┌─ ITEMS

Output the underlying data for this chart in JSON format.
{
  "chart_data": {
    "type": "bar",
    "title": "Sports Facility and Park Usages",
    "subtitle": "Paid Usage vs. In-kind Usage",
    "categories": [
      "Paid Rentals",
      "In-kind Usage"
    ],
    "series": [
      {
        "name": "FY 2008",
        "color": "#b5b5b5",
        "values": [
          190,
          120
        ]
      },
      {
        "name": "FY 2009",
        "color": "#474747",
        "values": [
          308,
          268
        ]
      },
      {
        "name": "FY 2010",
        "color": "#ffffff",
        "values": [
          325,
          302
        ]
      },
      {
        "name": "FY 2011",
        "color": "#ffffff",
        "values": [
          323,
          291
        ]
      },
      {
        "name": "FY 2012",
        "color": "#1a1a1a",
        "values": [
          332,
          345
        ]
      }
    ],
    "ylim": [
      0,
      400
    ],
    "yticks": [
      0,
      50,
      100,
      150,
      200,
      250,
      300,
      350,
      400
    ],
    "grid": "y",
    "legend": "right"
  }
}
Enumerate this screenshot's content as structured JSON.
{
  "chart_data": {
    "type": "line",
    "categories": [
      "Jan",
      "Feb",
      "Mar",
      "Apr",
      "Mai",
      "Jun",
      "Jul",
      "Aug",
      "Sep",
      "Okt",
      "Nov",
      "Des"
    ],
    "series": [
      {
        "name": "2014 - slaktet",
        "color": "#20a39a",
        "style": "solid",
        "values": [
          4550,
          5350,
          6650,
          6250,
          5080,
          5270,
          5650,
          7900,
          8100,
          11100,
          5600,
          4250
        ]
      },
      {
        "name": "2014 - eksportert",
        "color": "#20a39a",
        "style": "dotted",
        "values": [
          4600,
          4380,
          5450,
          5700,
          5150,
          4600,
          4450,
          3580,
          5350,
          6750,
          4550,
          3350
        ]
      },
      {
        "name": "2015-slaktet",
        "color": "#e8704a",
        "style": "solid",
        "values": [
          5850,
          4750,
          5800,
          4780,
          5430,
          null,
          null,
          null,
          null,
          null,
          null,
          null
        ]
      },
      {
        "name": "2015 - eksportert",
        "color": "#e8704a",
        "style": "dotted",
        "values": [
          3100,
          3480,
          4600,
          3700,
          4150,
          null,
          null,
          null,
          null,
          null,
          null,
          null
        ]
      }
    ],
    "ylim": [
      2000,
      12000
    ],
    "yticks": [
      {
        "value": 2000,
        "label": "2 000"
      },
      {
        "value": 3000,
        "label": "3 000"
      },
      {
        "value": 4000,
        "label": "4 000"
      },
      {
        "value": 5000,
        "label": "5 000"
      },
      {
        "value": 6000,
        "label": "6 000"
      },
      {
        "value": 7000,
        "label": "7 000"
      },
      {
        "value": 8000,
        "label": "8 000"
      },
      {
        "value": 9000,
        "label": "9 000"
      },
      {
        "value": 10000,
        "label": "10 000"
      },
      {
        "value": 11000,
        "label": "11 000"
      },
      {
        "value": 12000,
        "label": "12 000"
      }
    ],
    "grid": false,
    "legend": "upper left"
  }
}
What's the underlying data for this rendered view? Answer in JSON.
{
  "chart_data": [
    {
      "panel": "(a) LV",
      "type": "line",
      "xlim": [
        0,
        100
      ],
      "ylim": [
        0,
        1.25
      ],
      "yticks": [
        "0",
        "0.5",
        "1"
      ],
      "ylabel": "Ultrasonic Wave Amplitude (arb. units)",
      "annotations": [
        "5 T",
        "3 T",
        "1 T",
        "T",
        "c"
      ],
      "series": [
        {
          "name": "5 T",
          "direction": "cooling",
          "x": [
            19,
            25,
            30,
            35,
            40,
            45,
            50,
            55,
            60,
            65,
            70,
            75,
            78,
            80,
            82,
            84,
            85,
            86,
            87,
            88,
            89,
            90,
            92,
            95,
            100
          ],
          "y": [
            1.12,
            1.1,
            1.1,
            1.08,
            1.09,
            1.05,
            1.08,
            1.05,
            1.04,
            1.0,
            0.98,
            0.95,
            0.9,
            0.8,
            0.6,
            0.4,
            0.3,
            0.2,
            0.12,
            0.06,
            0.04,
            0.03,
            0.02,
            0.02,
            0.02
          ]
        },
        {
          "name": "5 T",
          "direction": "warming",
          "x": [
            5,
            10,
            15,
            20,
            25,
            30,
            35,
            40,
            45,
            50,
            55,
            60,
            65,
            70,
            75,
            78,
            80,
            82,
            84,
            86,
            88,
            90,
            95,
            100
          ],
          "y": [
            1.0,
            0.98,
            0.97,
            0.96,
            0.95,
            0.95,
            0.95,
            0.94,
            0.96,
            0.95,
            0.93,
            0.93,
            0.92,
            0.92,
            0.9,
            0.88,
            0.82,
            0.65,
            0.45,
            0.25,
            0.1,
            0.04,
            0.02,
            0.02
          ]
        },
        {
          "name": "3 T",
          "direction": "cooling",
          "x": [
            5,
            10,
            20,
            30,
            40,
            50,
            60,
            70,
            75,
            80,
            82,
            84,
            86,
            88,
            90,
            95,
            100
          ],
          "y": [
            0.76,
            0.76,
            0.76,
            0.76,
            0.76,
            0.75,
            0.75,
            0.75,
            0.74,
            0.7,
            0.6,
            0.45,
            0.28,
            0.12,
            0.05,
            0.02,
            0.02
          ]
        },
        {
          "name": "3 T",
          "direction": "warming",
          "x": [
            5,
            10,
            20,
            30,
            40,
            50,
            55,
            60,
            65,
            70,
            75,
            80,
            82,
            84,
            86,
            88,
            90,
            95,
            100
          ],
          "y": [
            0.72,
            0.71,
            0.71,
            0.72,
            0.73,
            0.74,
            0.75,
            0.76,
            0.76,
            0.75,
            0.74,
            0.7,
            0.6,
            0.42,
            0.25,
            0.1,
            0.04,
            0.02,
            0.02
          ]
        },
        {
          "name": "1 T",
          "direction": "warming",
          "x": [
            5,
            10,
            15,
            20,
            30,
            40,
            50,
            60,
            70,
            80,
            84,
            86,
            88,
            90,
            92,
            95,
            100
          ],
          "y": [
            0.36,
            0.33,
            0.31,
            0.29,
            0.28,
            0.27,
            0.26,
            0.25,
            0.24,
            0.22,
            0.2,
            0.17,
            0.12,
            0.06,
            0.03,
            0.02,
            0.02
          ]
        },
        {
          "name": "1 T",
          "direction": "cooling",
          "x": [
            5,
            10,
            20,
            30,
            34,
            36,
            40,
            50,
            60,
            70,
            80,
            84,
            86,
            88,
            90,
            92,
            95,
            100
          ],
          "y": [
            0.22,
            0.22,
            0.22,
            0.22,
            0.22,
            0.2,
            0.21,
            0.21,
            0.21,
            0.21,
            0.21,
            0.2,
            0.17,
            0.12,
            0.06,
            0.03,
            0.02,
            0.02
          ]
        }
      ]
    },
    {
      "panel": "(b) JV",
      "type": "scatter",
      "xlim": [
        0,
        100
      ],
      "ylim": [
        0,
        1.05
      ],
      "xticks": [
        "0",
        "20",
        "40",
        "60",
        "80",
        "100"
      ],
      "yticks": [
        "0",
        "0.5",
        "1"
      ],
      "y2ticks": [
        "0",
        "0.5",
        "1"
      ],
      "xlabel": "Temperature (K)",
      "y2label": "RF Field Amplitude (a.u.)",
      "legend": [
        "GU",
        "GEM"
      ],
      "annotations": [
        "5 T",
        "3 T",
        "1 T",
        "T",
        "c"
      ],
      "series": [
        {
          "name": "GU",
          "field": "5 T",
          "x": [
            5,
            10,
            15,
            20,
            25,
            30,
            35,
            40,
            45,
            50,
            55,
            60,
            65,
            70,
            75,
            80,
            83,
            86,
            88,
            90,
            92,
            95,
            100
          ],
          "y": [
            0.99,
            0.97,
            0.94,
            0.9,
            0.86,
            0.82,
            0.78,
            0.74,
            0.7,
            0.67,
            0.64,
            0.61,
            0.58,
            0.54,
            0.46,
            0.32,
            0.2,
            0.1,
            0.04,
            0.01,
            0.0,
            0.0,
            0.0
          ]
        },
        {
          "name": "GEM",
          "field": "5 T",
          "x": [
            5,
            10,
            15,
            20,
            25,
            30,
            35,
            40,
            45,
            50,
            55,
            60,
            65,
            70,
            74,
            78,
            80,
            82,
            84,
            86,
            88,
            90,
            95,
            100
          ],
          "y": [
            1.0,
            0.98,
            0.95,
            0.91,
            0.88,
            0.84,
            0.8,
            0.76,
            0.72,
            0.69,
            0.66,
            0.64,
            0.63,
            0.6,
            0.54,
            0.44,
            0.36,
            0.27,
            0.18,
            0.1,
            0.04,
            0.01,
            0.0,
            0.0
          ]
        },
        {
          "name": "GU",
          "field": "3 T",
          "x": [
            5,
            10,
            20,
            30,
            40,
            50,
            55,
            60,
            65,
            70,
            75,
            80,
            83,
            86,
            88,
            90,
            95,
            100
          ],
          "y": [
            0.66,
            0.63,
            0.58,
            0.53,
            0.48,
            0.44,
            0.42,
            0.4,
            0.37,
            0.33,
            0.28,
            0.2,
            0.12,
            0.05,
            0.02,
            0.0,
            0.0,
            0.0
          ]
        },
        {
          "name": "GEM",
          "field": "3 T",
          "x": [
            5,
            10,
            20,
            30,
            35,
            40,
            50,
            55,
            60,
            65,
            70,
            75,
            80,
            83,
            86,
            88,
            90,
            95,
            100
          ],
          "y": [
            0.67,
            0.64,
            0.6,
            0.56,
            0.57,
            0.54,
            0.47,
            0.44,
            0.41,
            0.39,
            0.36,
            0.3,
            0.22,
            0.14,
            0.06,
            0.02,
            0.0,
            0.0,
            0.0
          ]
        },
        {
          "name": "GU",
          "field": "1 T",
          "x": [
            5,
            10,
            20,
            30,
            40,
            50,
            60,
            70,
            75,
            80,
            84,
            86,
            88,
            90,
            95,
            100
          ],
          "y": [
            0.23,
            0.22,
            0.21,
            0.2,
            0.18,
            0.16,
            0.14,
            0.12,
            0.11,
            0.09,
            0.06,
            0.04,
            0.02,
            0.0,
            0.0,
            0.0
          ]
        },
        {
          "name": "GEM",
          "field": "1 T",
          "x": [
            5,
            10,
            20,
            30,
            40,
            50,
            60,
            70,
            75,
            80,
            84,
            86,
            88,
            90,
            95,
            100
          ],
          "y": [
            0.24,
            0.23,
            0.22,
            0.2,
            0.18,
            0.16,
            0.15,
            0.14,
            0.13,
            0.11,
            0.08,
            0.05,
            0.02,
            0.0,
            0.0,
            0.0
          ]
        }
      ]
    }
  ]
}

└─

• [WORK TO DO]: Go through the records above, find every line with the word "legend", and list those lines.

• [SOLUTION FOR THIS EXERCISE]:
    "legend": "right"
    "legend": "upper left"
      "legend": [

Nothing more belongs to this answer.